Data records
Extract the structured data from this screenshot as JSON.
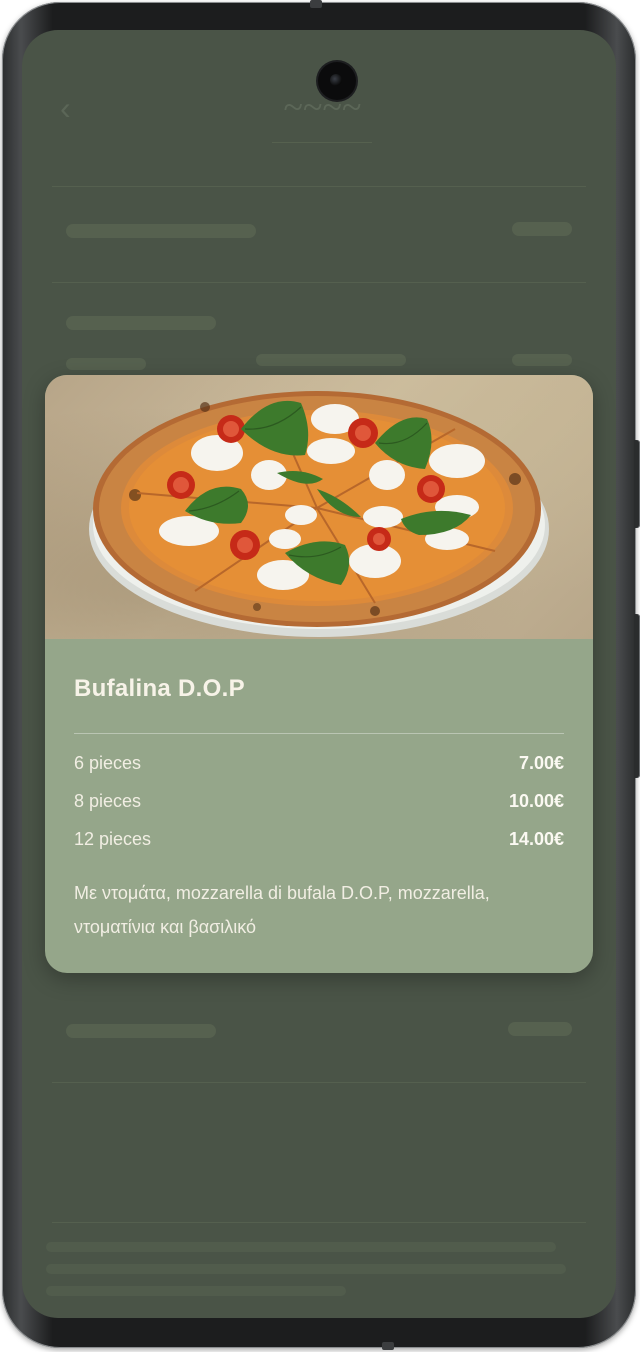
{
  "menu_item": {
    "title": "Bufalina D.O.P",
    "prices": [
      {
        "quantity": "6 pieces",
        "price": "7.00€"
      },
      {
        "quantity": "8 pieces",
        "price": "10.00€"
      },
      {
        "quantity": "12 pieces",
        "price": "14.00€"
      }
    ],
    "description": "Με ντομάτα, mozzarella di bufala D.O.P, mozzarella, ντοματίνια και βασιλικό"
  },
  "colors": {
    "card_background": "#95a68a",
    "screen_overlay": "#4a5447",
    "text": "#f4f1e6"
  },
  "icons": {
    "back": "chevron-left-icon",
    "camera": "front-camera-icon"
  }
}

• **EXERCISE OBJECTIVE**
Tally the lines of the data that contain the string "pieces" and report the total alone.

• **RESPONSE TO THE EXERCISE**
3